### [To be done]
Every line from the one containing "Parse this screenshot: output" through the end of the listing below goes in the output, exactly and without pictures.
# Record excerpts start
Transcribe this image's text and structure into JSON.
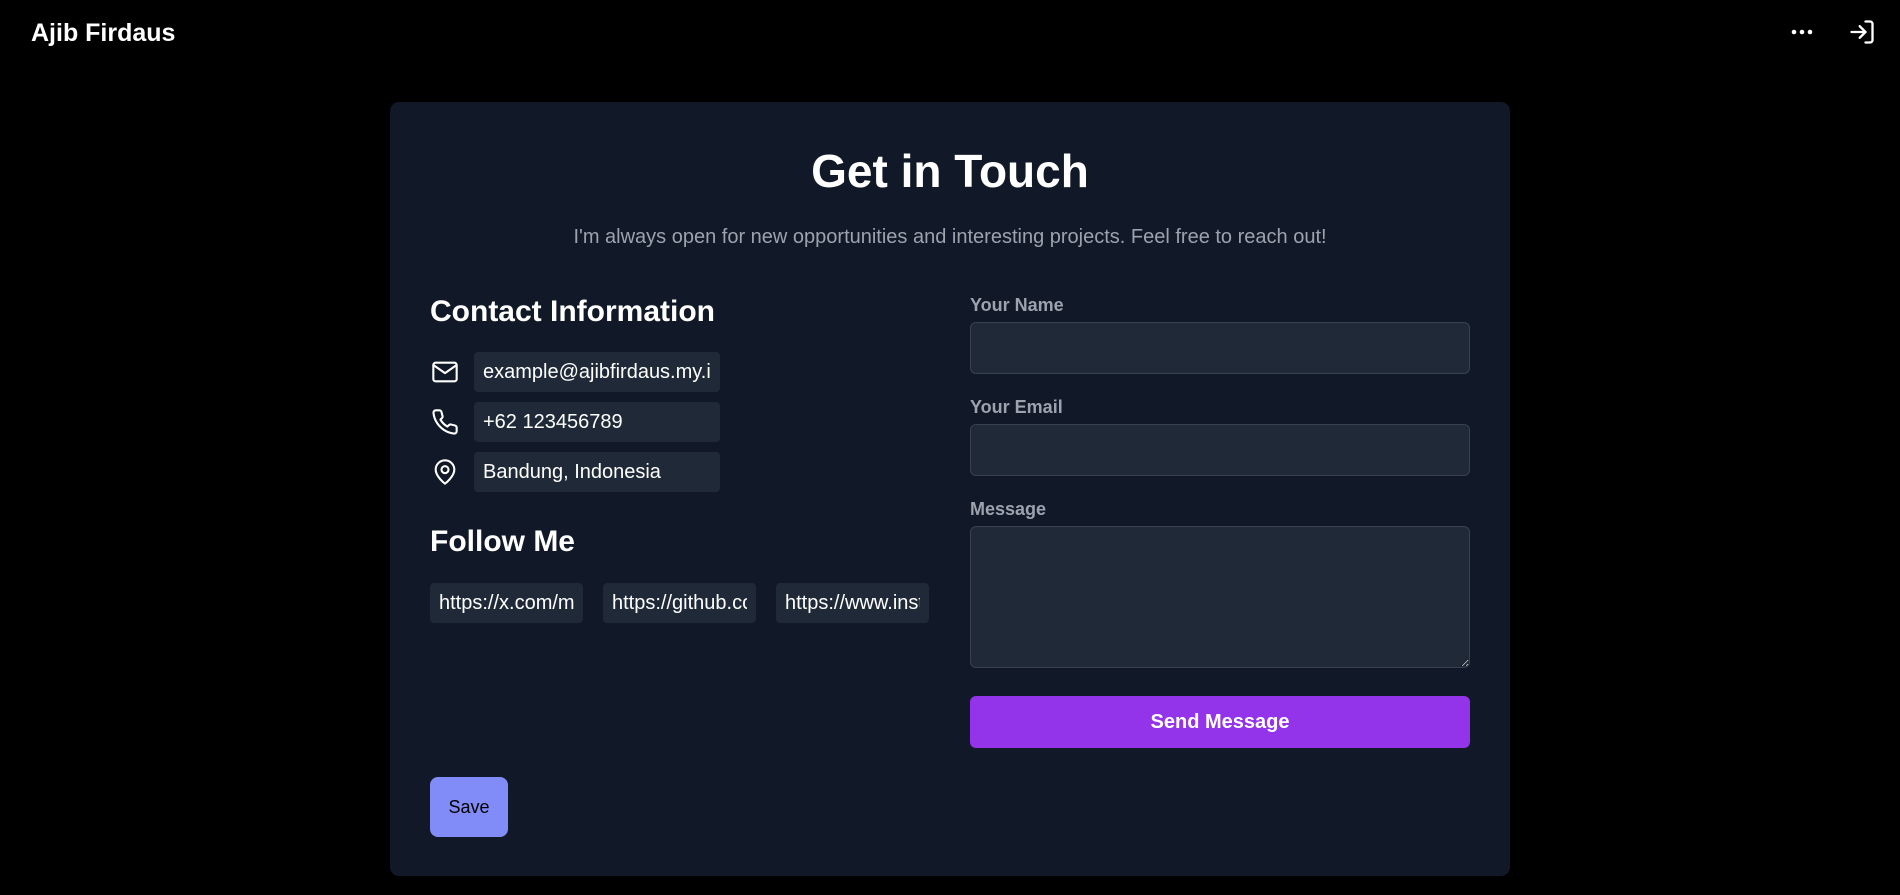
{
  "header": {
    "brand": "Ajib Firdaus",
    "icons": [
      "more-icon",
      "login-icon"
    ]
  },
  "contact_section": {
    "title": "Get in Touch",
    "subtitle": "I'm always open for new opportunities and interesting projects. Feel free to reach out!",
    "contact_info": {
      "heading": "Contact Information",
      "email": "example@ajibfirdaus.my.id",
      "phone": "+62 123456789",
      "location": "Bandung, Indonesia"
    },
    "follow": {
      "heading": "Follow Me",
      "links": [
        "https://x.com/m",
        "https://github.com",
        "https://www.instagram.com"
      ]
    },
    "form": {
      "name_label": "Your Name",
      "name_value": "",
      "email_label": "Your Email",
      "email_value": "",
      "message_label": "Message",
      "message_value": "",
      "submit_label": "Send Message"
    },
    "save_label": "Save"
  },
  "colors": {
    "background": "#000000",
    "card": "#111827",
    "input": "#1f2937",
    "muted_text": "#9ca3af",
    "primary_button": "#9333ea",
    "save_button": "#818cf8"
  }
}
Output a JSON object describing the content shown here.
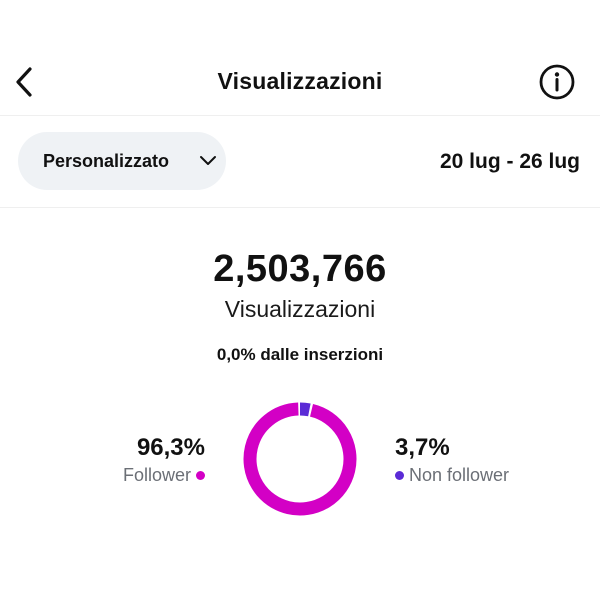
{
  "header": {
    "title": "Visualizzazioni",
    "back_icon": "chevron-left-icon",
    "info_icon": "info-circle-icon"
  },
  "filters": {
    "period_label": "Personalizzato",
    "period_icon": "chevron-down-icon",
    "date_range": "20 lug - 26 lug"
  },
  "summary": {
    "total": "2,503,766",
    "total_label": "Visualizzazioni",
    "ads_note": "0,0% dalle inserzioni"
  },
  "breakdown": {
    "follower": {
      "value": "96,3%",
      "label": "Follower",
      "fraction": 0.963,
      "color": "#d300c5"
    },
    "non_follower": {
      "value": "3,7%",
      "label": "Non follower",
      "fraction": 0.037,
      "color": "#5b2bd6"
    }
  }
}
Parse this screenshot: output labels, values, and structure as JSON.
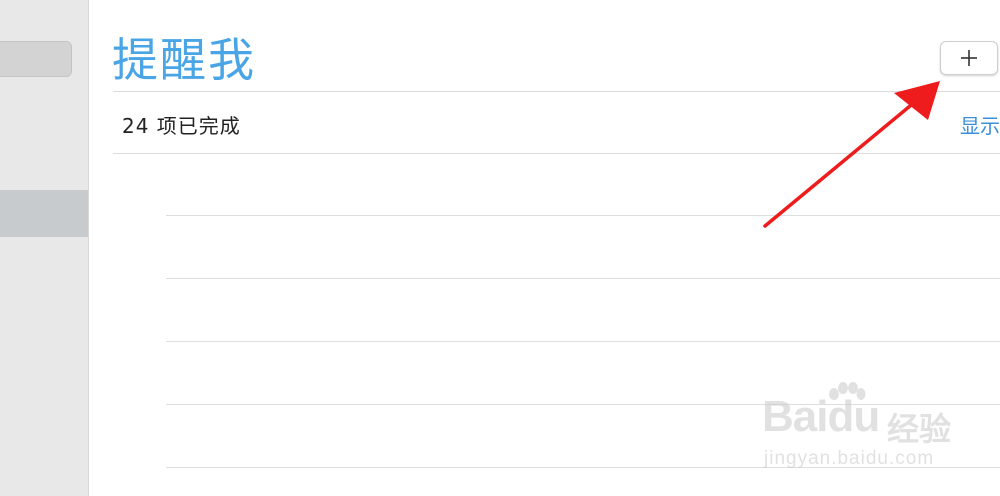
{
  "header": {
    "title": "提醒我",
    "add_button_label": "+"
  },
  "completed": {
    "count_text": "24  项已完成",
    "show_label": "显示"
  },
  "colors": {
    "title": "#4aa5e6",
    "link": "#3b8fd9",
    "annotation_arrow": "#ee1c1c"
  },
  "watermark": {
    "logo_bai": "Bai",
    "logo_du": "du",
    "logo_cn": "经验",
    "url": "jingyan.baidu.com"
  },
  "icons": {
    "add": "plus-icon",
    "annotation": "red-arrow-icon"
  }
}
# Record excerpts end
### [Correct result]
Parse this screenshot: output labels, values, and structure as JSON.
{
  "header": {
    "title": "提醒我",
    "add_button_label": "+"
  },
  "completed": {
    "count_text": "24  项已完成",
    "show_label": "显示"
  },
  "colors": {
    "title": "#4aa5e6",
    "link": "#3b8fd9",
    "annotation_arrow": "#ee1c1c"
  },
  "watermark": {
    "logo_bai": "Bai",
    "logo_du": "du",
    "logo_cn": "经验",
    "url": "jingyan.baidu.com"
  },
  "icons": {
    "add": "plus-icon",
    "annotation": "red-arrow-icon"
  }
}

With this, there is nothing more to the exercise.